> TASK INSTRUCTIONS
Check each line of the data for "this" and select those that have it.

> SUPPLIED RECORDS
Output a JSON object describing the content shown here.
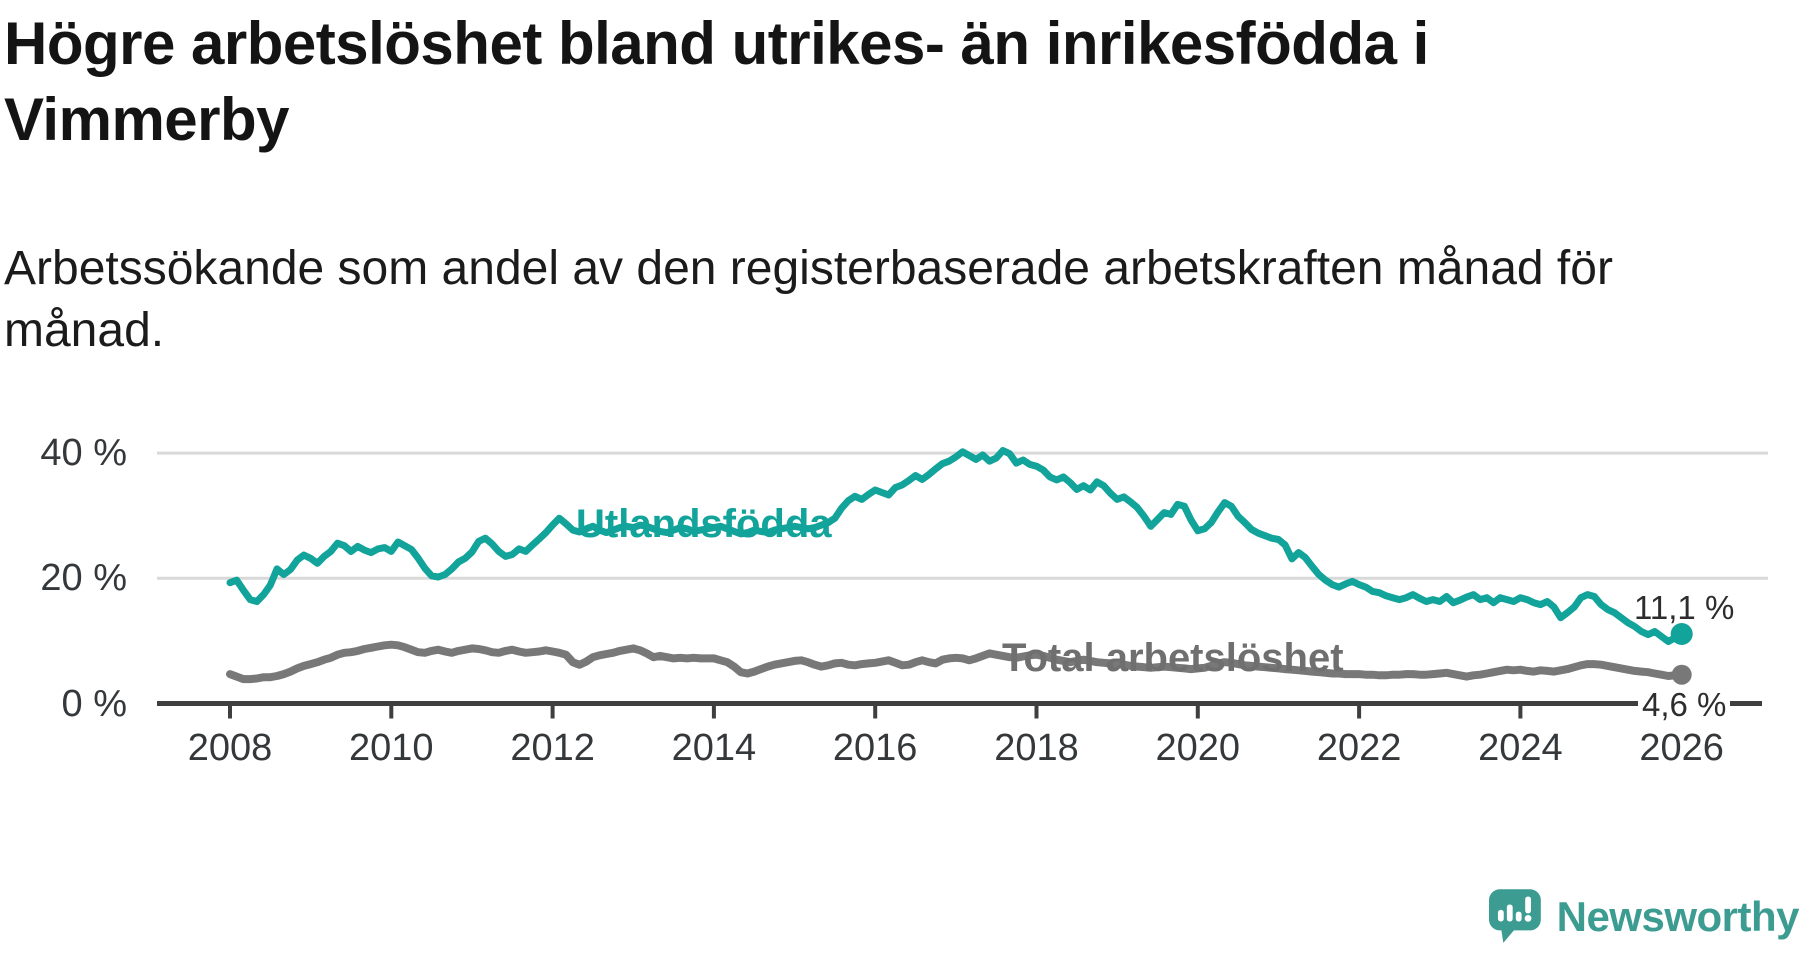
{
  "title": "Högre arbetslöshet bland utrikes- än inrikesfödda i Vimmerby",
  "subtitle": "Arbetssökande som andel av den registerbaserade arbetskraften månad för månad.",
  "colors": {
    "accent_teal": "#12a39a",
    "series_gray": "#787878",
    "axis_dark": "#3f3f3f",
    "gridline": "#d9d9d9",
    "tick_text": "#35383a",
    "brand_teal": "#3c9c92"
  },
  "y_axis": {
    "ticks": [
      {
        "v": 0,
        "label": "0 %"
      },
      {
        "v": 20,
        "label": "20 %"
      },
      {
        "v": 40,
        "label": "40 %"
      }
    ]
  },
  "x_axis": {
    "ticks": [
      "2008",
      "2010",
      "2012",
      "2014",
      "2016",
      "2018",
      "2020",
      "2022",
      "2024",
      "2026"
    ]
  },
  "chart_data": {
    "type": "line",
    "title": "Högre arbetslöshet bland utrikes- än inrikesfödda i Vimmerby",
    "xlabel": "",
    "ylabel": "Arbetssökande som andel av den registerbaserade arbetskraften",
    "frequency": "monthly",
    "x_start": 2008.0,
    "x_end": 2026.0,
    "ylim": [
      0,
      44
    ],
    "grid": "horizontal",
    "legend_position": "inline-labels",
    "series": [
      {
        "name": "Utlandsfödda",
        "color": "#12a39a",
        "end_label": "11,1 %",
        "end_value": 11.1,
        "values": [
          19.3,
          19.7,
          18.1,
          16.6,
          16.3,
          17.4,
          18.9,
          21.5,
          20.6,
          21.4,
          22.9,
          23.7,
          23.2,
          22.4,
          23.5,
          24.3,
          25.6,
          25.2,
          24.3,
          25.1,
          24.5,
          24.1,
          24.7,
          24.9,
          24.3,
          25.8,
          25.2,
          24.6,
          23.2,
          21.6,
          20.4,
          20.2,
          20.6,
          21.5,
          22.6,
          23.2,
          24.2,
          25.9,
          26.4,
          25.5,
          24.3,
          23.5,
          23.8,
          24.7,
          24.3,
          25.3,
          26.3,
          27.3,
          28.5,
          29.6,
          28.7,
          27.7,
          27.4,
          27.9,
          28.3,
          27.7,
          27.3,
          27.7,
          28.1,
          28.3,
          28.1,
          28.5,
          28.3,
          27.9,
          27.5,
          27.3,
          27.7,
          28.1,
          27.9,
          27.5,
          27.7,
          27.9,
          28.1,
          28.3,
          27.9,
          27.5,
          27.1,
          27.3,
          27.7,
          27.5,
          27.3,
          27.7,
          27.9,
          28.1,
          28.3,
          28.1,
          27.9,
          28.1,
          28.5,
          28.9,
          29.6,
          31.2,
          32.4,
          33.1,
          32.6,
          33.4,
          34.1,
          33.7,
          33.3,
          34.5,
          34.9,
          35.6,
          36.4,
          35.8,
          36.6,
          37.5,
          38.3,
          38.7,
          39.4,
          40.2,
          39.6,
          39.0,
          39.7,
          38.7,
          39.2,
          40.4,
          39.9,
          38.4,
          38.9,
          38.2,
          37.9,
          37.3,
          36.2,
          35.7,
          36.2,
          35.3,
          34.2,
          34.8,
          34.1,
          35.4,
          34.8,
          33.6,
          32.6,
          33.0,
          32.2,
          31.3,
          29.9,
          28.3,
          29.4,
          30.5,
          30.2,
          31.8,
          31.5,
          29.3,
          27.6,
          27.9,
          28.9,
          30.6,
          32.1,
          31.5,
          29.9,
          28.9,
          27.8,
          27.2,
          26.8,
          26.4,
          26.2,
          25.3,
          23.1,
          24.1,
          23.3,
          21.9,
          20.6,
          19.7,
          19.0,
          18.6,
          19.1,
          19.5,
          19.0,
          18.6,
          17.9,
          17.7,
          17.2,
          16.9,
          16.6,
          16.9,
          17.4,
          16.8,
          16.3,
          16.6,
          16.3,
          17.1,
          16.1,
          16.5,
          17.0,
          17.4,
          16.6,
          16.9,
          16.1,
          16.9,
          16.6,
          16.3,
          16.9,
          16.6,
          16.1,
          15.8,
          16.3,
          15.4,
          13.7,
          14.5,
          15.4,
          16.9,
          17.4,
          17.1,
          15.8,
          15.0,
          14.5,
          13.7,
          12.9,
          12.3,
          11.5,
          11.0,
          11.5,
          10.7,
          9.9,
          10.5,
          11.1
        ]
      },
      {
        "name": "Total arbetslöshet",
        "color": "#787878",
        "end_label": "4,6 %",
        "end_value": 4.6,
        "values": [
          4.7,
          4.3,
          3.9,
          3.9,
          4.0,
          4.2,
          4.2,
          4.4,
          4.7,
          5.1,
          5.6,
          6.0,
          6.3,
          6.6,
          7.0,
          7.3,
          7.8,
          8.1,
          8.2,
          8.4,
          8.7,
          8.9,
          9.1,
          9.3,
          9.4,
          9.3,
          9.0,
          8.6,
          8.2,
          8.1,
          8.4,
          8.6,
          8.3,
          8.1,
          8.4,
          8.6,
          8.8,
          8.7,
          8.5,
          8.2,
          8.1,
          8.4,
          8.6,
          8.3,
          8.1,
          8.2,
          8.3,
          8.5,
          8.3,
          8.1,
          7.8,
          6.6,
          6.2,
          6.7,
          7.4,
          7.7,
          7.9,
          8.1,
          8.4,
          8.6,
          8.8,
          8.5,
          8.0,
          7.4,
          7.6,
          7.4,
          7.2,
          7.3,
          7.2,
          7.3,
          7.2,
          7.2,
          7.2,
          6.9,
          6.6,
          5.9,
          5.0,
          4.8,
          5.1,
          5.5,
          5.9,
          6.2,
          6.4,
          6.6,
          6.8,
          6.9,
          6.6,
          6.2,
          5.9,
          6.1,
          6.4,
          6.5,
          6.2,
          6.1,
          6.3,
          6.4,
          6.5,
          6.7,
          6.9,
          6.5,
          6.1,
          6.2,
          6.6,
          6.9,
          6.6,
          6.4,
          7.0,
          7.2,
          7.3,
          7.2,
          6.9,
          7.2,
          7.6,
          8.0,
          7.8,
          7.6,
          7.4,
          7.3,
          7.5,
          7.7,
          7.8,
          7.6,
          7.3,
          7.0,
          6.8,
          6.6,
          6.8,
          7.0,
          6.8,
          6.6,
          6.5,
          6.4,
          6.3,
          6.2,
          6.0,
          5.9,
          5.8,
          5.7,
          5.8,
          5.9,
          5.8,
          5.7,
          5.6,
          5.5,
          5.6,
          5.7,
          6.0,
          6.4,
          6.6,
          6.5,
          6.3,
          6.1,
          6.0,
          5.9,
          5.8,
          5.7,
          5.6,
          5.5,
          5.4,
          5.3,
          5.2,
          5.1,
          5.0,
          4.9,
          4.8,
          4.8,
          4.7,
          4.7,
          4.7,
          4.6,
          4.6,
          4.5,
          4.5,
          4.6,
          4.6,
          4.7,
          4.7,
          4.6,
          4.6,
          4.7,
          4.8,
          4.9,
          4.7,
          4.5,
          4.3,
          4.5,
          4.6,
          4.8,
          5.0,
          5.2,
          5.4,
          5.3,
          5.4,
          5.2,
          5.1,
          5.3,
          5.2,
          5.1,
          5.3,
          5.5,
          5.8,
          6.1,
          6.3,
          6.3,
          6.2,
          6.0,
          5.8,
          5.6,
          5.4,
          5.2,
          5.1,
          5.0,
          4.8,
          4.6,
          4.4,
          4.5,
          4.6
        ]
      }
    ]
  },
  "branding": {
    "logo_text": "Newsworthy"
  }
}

...

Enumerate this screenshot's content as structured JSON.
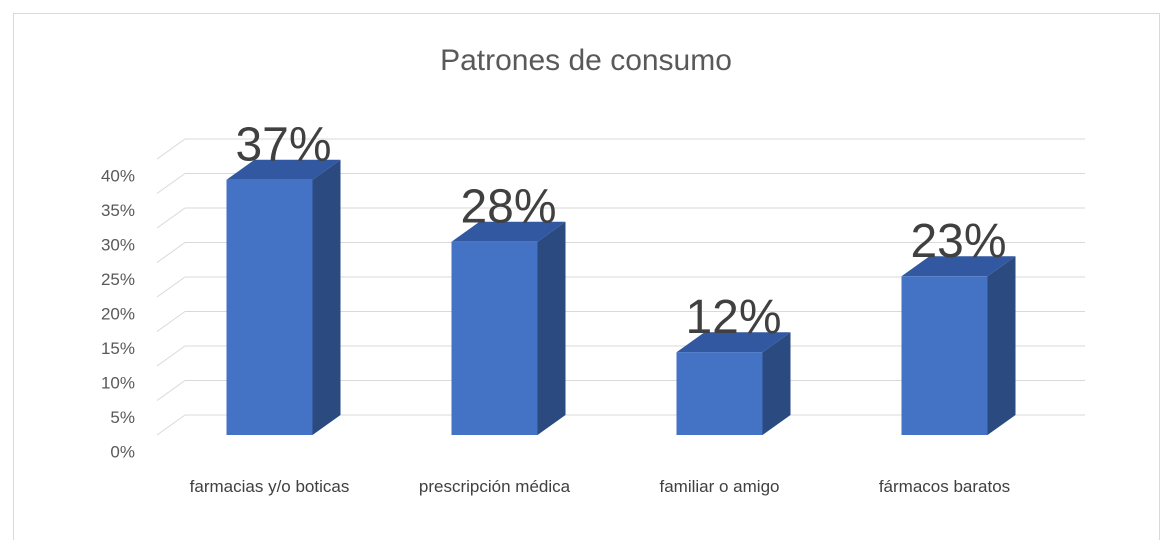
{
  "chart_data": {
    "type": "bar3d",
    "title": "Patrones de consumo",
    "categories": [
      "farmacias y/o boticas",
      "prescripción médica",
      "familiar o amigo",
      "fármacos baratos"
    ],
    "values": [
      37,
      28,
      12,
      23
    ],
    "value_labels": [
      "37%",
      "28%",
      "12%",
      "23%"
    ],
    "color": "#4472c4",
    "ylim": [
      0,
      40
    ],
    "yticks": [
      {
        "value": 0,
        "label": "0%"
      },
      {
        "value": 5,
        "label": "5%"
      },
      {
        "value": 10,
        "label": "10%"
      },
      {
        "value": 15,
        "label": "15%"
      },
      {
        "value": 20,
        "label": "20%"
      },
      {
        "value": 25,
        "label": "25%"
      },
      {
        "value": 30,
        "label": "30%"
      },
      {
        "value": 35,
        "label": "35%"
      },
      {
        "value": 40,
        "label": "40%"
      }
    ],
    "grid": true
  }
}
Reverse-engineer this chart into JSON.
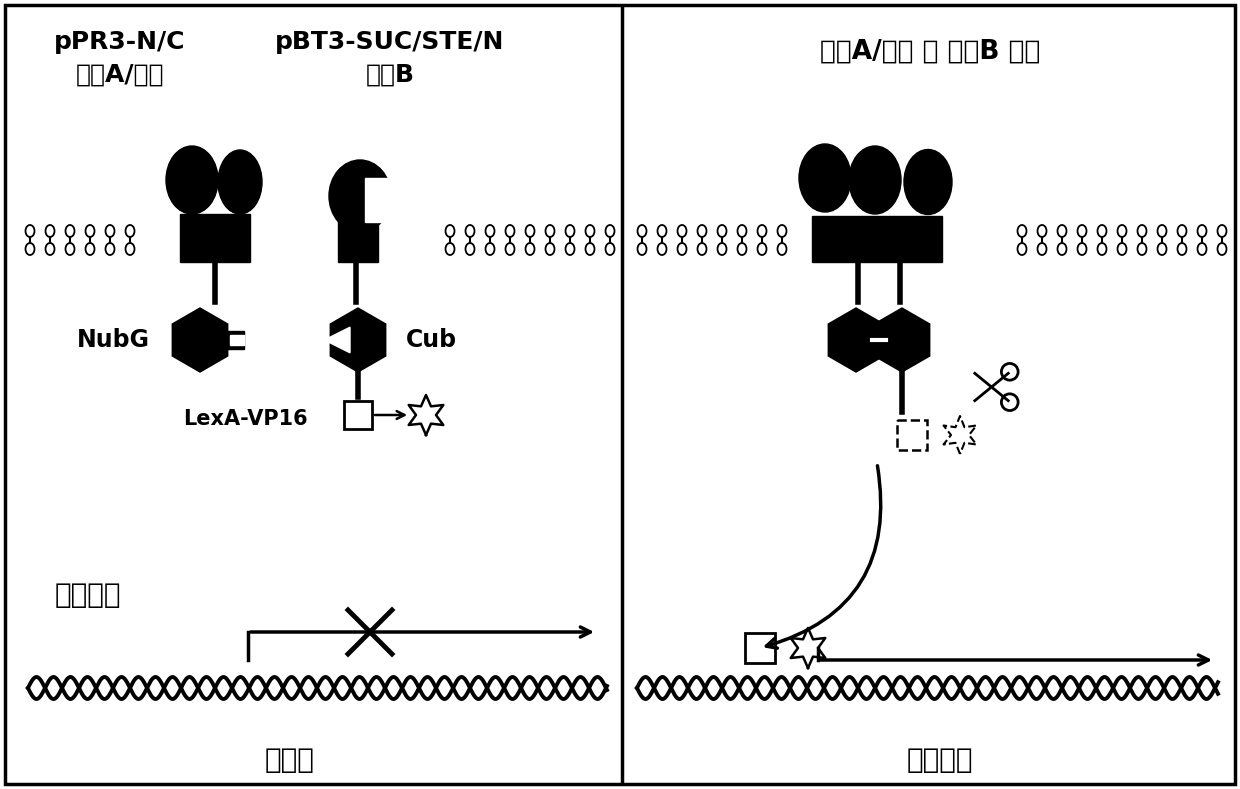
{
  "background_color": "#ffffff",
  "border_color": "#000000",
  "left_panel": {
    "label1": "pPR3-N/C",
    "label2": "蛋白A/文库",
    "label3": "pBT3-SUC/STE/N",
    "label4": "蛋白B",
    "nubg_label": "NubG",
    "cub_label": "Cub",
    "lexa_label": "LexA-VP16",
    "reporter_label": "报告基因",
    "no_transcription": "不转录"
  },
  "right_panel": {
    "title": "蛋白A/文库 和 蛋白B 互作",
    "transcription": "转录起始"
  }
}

* * *

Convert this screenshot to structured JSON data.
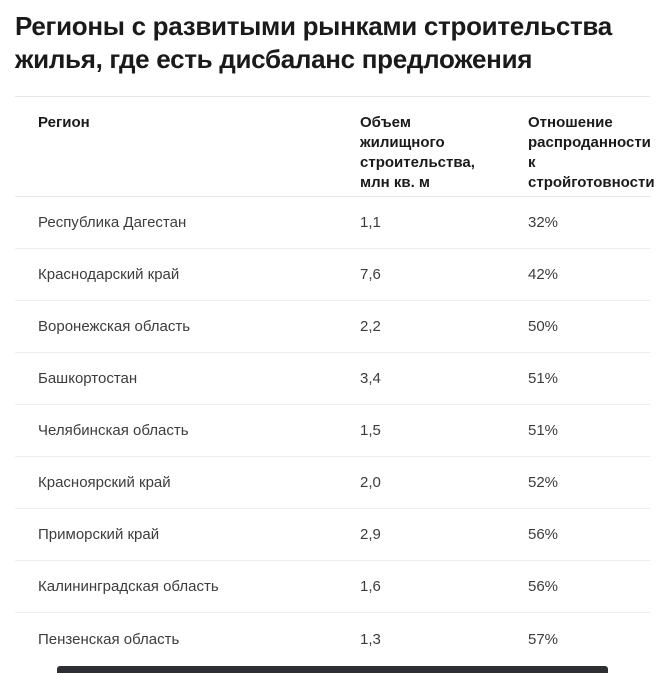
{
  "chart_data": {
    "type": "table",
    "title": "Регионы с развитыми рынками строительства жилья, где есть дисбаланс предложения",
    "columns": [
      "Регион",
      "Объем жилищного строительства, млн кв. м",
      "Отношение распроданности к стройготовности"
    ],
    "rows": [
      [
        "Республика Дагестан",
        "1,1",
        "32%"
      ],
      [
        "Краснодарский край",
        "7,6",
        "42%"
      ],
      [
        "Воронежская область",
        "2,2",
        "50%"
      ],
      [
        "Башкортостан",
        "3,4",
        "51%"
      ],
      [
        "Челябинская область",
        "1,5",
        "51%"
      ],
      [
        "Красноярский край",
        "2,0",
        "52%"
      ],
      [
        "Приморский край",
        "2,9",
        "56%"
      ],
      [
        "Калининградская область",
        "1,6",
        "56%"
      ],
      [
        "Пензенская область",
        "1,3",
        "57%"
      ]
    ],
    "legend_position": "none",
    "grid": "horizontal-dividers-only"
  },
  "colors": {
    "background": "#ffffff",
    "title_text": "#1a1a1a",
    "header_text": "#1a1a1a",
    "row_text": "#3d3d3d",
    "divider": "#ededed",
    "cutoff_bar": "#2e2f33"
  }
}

> REPLY TO THE EXERCISE
Enumerate this screenshot's content as structured JSON.
Reverse-engineer this chart into JSON.
Convert this screenshot to structured JSON data.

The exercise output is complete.